***** Extracted material

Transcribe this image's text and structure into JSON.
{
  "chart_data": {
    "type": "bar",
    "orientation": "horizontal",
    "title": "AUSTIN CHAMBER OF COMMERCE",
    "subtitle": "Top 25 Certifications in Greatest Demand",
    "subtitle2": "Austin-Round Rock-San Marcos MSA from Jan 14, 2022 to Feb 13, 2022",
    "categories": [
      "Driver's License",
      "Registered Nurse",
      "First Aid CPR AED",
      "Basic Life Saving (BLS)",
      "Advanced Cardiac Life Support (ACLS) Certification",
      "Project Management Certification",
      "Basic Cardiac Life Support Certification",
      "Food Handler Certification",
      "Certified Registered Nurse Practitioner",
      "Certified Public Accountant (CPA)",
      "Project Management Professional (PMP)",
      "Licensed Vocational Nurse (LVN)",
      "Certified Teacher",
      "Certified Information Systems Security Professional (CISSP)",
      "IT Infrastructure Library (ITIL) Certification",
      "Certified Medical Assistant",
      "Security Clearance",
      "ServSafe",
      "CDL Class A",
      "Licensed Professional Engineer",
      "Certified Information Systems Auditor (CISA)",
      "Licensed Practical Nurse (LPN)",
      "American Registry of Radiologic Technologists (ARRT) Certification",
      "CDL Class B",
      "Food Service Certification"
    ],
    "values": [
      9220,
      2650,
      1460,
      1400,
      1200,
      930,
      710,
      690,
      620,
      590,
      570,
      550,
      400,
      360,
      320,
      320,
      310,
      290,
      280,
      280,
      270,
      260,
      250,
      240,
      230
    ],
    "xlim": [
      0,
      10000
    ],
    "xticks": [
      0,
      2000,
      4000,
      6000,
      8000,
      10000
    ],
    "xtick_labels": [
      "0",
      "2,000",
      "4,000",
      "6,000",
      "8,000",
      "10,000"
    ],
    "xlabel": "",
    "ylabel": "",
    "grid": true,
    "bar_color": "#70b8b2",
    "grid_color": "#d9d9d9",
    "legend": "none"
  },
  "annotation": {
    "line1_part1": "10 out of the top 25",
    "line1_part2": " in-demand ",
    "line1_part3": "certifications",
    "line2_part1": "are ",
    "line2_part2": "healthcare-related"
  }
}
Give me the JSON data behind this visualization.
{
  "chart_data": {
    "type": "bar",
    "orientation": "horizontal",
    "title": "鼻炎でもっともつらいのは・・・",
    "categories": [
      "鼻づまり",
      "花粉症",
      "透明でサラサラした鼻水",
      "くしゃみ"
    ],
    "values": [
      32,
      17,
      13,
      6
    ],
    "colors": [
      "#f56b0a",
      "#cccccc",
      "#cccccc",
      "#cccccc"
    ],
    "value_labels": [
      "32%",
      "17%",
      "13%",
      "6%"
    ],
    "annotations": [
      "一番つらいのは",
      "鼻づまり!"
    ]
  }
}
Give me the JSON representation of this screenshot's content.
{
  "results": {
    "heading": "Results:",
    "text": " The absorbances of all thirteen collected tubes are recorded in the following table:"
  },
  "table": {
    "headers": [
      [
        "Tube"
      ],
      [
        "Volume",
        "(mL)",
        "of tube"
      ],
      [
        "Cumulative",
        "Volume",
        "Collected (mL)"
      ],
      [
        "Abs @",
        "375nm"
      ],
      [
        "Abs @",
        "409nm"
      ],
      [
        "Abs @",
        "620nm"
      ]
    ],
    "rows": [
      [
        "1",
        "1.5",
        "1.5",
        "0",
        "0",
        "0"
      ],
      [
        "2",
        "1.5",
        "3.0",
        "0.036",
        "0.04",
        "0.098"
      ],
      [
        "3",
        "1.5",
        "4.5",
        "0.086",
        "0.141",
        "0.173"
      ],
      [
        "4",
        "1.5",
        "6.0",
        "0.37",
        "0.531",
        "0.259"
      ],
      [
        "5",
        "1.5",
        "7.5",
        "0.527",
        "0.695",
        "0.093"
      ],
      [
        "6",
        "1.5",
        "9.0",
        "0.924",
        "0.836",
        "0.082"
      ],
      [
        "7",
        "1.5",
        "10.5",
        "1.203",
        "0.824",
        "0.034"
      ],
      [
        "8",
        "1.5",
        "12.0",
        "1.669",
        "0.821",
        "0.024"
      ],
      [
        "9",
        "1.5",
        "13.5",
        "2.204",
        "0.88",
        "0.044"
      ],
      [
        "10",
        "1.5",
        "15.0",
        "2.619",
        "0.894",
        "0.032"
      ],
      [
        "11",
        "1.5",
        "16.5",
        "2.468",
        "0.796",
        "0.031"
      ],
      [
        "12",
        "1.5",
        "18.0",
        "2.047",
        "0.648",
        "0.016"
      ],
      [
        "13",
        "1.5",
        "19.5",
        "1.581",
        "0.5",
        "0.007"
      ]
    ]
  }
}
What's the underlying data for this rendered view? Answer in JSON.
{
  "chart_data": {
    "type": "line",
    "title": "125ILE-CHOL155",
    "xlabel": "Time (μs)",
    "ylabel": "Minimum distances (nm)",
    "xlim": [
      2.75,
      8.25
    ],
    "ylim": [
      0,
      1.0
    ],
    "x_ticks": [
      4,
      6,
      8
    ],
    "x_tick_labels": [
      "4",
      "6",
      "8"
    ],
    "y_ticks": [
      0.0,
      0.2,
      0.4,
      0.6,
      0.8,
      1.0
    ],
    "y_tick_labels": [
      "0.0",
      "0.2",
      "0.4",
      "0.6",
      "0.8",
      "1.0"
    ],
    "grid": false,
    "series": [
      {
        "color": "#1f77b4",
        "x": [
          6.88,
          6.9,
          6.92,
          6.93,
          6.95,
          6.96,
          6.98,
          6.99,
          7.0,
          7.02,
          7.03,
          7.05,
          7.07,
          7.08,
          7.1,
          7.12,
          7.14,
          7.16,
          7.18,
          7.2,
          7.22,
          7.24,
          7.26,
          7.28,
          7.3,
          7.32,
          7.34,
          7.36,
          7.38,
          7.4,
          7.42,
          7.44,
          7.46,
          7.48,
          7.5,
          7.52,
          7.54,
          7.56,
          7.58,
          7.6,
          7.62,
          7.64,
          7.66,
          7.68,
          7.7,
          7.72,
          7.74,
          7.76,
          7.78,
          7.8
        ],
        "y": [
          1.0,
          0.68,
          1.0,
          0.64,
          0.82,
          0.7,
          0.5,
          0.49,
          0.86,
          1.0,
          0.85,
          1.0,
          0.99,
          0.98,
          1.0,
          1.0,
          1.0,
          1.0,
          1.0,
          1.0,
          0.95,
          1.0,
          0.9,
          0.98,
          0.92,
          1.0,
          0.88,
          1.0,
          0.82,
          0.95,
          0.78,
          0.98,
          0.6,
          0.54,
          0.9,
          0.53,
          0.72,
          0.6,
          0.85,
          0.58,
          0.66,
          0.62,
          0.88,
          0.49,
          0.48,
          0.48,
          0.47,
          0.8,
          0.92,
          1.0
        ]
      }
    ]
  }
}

**********

Check the records above line by line and tally those holding the string "Give". Answer with the number only.

_Written solution:_ 2